- Written task
Gather from the listing below each line that includes the word "title", and copy it.

+ + + + + + +

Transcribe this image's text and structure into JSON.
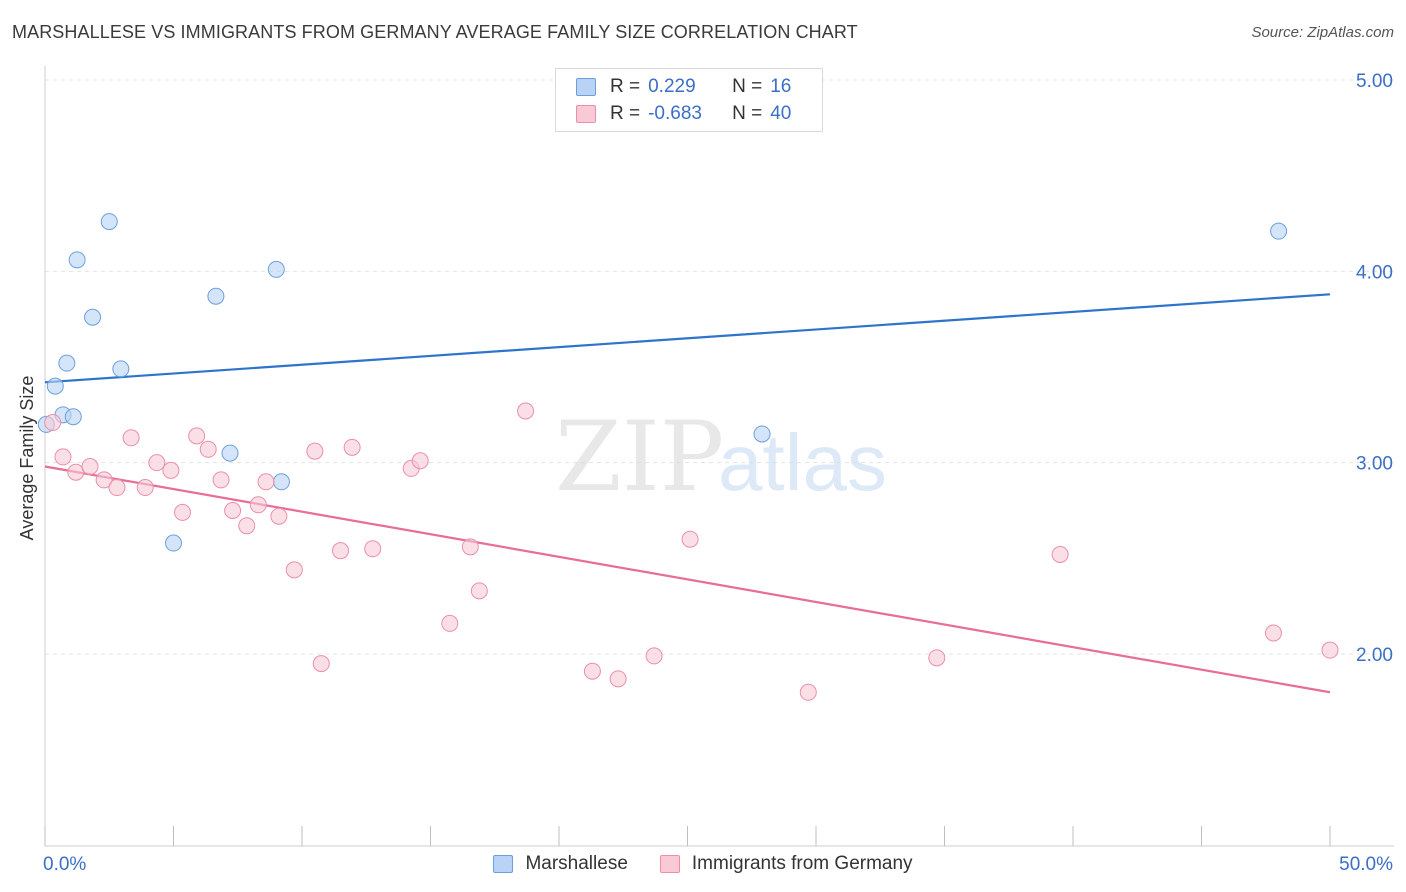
{
  "title": "MARSHALLESE VS IMMIGRANTS FROM GERMANY AVERAGE FAMILY SIZE CORRELATION CHART",
  "source": "Source: ZipAtlas.com",
  "watermark": {
    "zip": "ZIP",
    "atlas": "atlas"
  },
  "legend": {
    "r_label": "R =",
    "n_label": "N =",
    "series1": {
      "r": "0.229",
      "n": "16"
    },
    "series2": {
      "r": "-0.683",
      "n": "40"
    }
  },
  "colors": {
    "blue_fill": "#b8d3f5",
    "blue_stroke": "#6d9fdc",
    "blue_line": "#2f74cc",
    "pink_fill": "#f9c9d6",
    "pink_stroke": "#ea8fab",
    "pink_line": "#e86d97",
    "axis_text": "#3a6fc7",
    "grid": "#e3e3e3"
  },
  "chart_data": {
    "type": "scatter",
    "title": "MARSHALLESE VS IMMIGRANTS FROM GERMANY AVERAGE FAMILY SIZE CORRELATION CHART",
    "xlabel": "",
    "ylabel": "Average Family Size",
    "xlim": [
      0,
      50
    ],
    "ylim": [
      1.2,
      5.1
    ],
    "x_tick_labels": [
      "0.0%",
      "50.0%"
    ],
    "y_ticks": [
      2.0,
      3.0,
      4.0,
      5.0
    ],
    "y_tick_labels": [
      "2.00",
      "3.00",
      "4.00",
      "5.00"
    ],
    "grid": true,
    "series": [
      {
        "name": "Marshallese",
        "points": [
          [
            0.05,
            3.2
          ],
          [
            0.4,
            3.4
          ],
          [
            0.7,
            3.25
          ],
          [
            0.85,
            3.52
          ],
          [
            1.1,
            3.24
          ],
          [
            1.25,
            4.06
          ],
          [
            1.85,
            3.76
          ],
          [
            2.5,
            4.26
          ],
          [
            2.95,
            3.49
          ],
          [
            5.0,
            2.58
          ],
          [
            6.65,
            3.87
          ],
          [
            7.2,
            3.05
          ],
          [
            9.0,
            4.01
          ],
          [
            9.2,
            2.9
          ],
          [
            27.9,
            3.15
          ],
          [
            48.0,
            4.21
          ]
        ],
        "trend": {
          "x": [
            0,
            50
          ],
          "y": [
            3.42,
            3.88
          ]
        }
      },
      {
        "name": "Immigrants from Germany",
        "points": [
          [
            0.3,
            3.21
          ],
          [
            0.7,
            3.03
          ],
          [
            1.2,
            2.95
          ],
          [
            1.75,
            2.98
          ],
          [
            2.3,
            2.91
          ],
          [
            2.8,
            2.87
          ],
          [
            3.35,
            3.13
          ],
          [
            3.9,
            2.87
          ],
          [
            4.35,
            3.0
          ],
          [
            4.9,
            2.96
          ],
          [
            5.35,
            2.74
          ],
          [
            5.9,
            3.14
          ],
          [
            6.35,
            3.07
          ],
          [
            6.85,
            2.91
          ],
          [
            7.3,
            2.75
          ],
          [
            7.85,
            2.67
          ],
          [
            8.3,
            2.78
          ],
          [
            8.6,
            2.9
          ],
          [
            9.1,
            2.72
          ],
          [
            9.7,
            2.44
          ],
          [
            10.5,
            3.06
          ],
          [
            10.75,
            1.95
          ],
          [
            11.5,
            2.54
          ],
          [
            11.95,
            3.08
          ],
          [
            12.75,
            2.55
          ],
          [
            14.25,
            2.97
          ],
          [
            14.6,
            3.01
          ],
          [
            15.75,
            2.16
          ],
          [
            16.55,
            2.56
          ],
          [
            16.9,
            2.33
          ],
          [
            18.7,
            3.27
          ],
          [
            21.3,
            1.91
          ],
          [
            22.3,
            1.87
          ],
          [
            23.7,
            1.99
          ],
          [
            25.1,
            2.6
          ],
          [
            29.7,
            1.8
          ],
          [
            34.7,
            1.98
          ],
          [
            39.5,
            2.52
          ],
          [
            47.8,
            2.11
          ],
          [
            50.0,
            2.02
          ]
        ],
        "trend": {
          "x": [
            0,
            50
          ],
          "y": [
            2.98,
            1.8
          ]
        }
      }
    ]
  },
  "bottom_legend": [
    "Marshallese",
    "Immigrants from Germany"
  ]
}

+ + + + + + +

- Answer below
  "title": "MARSHALLESE VS IMMIGRANTS FROM GERMANY AVERAGE FAMILY SIZE CORRELATION CHART",
    "title": "MARSHALLESE VS IMMIGRANTS FROM GERMANY AVERAGE FAMILY SIZE CORRELATION CHART",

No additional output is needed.